# Text excerpt
────────────────
Is the amblyopic eye blind?
The amblyopic eye is never blind in the sense of being entirely without sight. Amblyopia affects only the central vision of the affected eye. Peripheral awareness will remain the same.

What are the signs/symptoms of the amblyopia?
Amblyopia usually produces few symptoms. It may be accompanied by crossed-eyes or a large difference in the refractive error between the two eyes. A child may also exhibit noticeable favoring of one eye and may have a tendency to bump into objects on one side.

How is amblyopia diagnosed?
A comprehensive optometric examination can determine the presence of amblyopia. The earlier it is diagnosed, the greater the chance for a successful treatment. Since amblyopia usually occurs only in one eye, the good eye takes over and the individual is generally unaware of the condition. That is why it is important to have your child's vision examined at six months of age, at age three and again before he or she enters school.

How is amblyopia treated?
Treatment that includes patching the good eye may help the amblyopic eye to improve. In addition, to help improve vision function, vision therapy techniques may be used. Eyeglasses or contact lenses may be prescribed to correct any refractive errors. A better outcome is achieved the earlier that amblyopia, or a condition that could lead to amblyopia, is diagnosed and treatment is initiated. Special eye drops can also be used under the guidance of our optometrists. 

Is amblyopia preventable?
Early detection and treatment of amblyopia and significantly unequal refractive errors can help to reduce the chances of one eye becoming amblyopic.

How great a concern is amblyopia?
Amblyopia is a challenge because it can limit the occupational and leisure activities one can do. Activities requiring good depth perception may be difficult or impossible to perform. In addition, should your good eye become injured or develop vision problems, you may have difficulty maintaining your normal activities.


Strabismus

What is strabismus?
Strabismus, sometimes known as "crossed eyes," is a visual condition in which the eyes are not accurately aligned. One eye may be constantly or periodically turned in, out, up, or down in relation to the other eye. This lack of eye teaming may also occur under certain conditions such as when a person is tired or inattentive, or looks in a certain direction or at a specific distance. The eye turn may alternate between eyes.

What causes strabismus?
Strabismus is caused by a lack of nerve muscle coordination, neurological, or mechanical causes. Strabismus may also occur due to an eye injury, head injury, or stroke. It could also be caused by excessive farsightedness. Strabismus tends to be hereditary, but there are many factors involved.

Who is affected by strabismus?
Strabismus tends to occur either shortly after birth, around age three, or shortly after children start school. Some strabismus develops later in life due to a problem that has existed for many years, for which a person can no longer cocmpensate. Strabismus due to a stroke or injury can occur at any age.
────────────────
# Supplied data
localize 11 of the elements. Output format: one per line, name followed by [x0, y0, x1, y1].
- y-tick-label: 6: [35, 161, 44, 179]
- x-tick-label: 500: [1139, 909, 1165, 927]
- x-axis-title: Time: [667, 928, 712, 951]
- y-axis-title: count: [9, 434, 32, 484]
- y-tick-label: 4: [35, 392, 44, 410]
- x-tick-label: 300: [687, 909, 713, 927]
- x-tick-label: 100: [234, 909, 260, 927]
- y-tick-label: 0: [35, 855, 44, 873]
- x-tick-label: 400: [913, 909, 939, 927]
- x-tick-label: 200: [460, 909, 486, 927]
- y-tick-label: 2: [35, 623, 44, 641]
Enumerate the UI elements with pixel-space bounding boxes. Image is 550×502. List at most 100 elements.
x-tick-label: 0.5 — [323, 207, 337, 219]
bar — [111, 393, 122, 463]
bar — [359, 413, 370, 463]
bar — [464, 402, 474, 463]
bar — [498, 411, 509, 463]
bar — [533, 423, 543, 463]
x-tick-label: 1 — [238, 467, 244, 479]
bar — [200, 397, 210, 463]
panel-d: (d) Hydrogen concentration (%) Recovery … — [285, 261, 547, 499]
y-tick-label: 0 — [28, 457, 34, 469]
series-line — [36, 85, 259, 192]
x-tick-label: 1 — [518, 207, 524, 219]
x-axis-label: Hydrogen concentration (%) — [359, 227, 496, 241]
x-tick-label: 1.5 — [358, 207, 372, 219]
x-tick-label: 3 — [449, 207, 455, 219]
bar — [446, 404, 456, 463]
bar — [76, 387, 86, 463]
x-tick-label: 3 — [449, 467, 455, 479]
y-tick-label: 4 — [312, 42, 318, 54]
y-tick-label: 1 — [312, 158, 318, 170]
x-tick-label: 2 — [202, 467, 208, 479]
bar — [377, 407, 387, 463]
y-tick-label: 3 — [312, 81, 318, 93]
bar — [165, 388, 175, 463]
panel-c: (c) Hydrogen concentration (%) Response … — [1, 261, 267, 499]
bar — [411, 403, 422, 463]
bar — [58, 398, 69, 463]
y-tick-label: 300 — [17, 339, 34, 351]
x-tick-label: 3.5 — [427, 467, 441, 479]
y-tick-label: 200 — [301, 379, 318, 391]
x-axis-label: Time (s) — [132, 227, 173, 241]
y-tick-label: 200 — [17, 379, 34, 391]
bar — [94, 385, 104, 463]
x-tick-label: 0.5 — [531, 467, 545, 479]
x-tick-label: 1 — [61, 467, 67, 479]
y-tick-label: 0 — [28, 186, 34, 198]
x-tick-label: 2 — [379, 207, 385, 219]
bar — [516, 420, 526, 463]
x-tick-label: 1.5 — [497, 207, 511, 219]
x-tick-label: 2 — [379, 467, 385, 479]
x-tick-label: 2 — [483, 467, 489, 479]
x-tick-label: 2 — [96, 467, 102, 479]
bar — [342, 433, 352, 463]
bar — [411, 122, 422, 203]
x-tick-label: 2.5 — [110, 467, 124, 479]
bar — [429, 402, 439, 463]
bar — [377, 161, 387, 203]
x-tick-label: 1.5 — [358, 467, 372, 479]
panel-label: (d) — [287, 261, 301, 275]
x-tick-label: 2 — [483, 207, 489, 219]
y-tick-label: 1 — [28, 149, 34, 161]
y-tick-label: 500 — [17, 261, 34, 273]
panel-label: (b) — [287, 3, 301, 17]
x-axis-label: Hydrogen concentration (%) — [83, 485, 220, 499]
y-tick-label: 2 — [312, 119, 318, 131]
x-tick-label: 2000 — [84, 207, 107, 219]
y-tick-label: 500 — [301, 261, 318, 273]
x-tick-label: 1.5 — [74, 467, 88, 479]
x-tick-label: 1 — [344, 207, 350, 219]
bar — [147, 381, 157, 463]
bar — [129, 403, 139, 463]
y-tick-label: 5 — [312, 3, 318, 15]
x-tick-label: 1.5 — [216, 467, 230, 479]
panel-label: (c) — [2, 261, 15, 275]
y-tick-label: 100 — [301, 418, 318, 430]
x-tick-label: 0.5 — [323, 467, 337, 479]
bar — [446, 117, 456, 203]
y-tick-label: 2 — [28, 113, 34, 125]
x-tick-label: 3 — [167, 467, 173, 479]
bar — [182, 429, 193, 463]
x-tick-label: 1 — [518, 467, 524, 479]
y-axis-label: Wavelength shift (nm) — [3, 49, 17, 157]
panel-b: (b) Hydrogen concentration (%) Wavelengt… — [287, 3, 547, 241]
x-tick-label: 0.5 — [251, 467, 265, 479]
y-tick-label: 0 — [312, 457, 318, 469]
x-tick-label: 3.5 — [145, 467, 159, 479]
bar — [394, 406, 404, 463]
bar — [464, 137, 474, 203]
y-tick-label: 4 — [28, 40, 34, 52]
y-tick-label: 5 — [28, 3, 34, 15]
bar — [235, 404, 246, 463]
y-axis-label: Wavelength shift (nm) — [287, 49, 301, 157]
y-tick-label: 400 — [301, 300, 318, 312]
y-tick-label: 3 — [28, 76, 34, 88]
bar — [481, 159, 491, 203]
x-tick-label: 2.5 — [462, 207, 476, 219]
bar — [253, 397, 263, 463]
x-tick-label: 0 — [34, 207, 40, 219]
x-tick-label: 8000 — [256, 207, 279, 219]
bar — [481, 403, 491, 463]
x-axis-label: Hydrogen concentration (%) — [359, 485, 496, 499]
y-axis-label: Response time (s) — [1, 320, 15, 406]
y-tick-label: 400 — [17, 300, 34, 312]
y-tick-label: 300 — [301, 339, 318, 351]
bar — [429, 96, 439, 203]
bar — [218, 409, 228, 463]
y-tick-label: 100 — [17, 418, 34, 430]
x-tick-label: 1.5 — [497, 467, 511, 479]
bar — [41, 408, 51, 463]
────────────────
# Problem
Revise the passage from the eye-condition text starting at "Is amblyopia preventable?" and ending at "What is strabismus?", replacing "leisure" with "recreational". The material is unrelated to what you are asked to do here.

# Written solution
Is amblyopia preventable?
Early detection and treatment of amblyopia and significantly unequal refractive errors can help to reduce the chances of one eye becoming amblyopic.

How great a concern is amblyopia?
Amblyopia is a challenge because it can limit the occupational and recreational activities one can do. Activities requiring good depth perception may be difficult or impossible to perform. In addition, should your good eye become injured or develop vision problems, you may have difficulty maintaining your normal activities.


Strabismus

What is strabismus?